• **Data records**
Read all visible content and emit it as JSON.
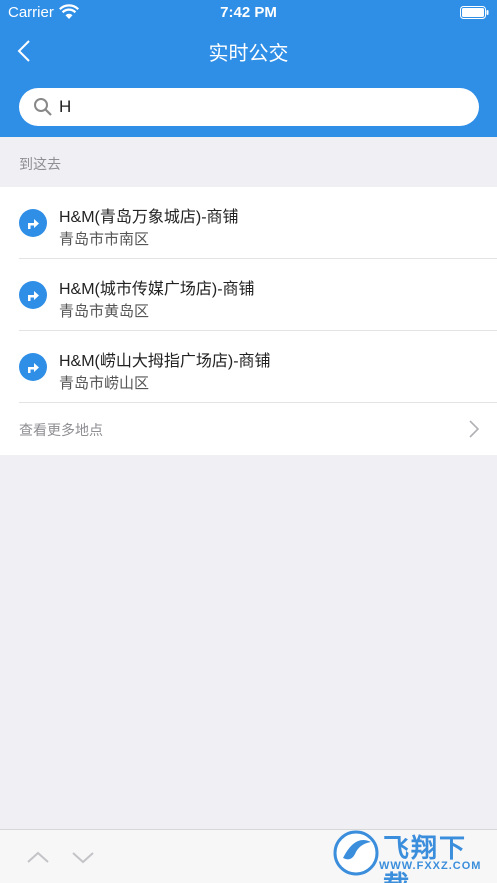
{
  "status_bar": {
    "carrier": "Carrier",
    "time": "7:42 PM"
  },
  "nav": {
    "title": "实时公交",
    "back_icon": "chevron-left-icon"
  },
  "search": {
    "value": "H",
    "placeholder": ""
  },
  "section": {
    "label": "到这去"
  },
  "results": [
    {
      "title": "H&M(青岛万象城店)-商铺",
      "subtitle": "青岛市市南区"
    },
    {
      "title": "H&M(城市传媒广场店)-商铺",
      "subtitle": "青岛市黄岛区"
    },
    {
      "title": "H&M(崂山大拇指广场店)-商铺",
      "subtitle": "青岛市崂山区"
    }
  ],
  "more": {
    "label": "查看更多地点"
  },
  "watermark": {
    "text": "飞翔下载",
    "url": "WWW.FXXZ.COM"
  },
  "colors": {
    "accent": "#2f8fe6",
    "background": "#efeff4"
  }
}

• **Task objective**
Your task is to copy the entries in full and exactly, without any images.

• **Task result**
Read all visible content and emit it as JSON.
{
  "status_bar": {
    "carrier": "Carrier",
    "time": "7:42 PM"
  },
  "nav": {
    "title": "实时公交",
    "back_icon": "chevron-left-icon"
  },
  "search": {
    "value": "H",
    "placeholder": ""
  },
  "section": {
    "label": "到这去"
  },
  "results": [
    {
      "title": "H&M(青岛万象城店)-商铺",
      "subtitle": "青岛市市南区"
    },
    {
      "title": "H&M(城市传媒广场店)-商铺",
      "subtitle": "青岛市黄岛区"
    },
    {
      "title": "H&M(崂山大拇指广场店)-商铺",
      "subtitle": "青岛市崂山区"
    }
  ],
  "more": {
    "label": "查看更多地点"
  },
  "watermark": {
    "text": "飞翔下载",
    "url": "WWW.FXXZ.COM"
  },
  "colors": {
    "accent": "#2f8fe6",
    "background": "#efeff4"
  }
}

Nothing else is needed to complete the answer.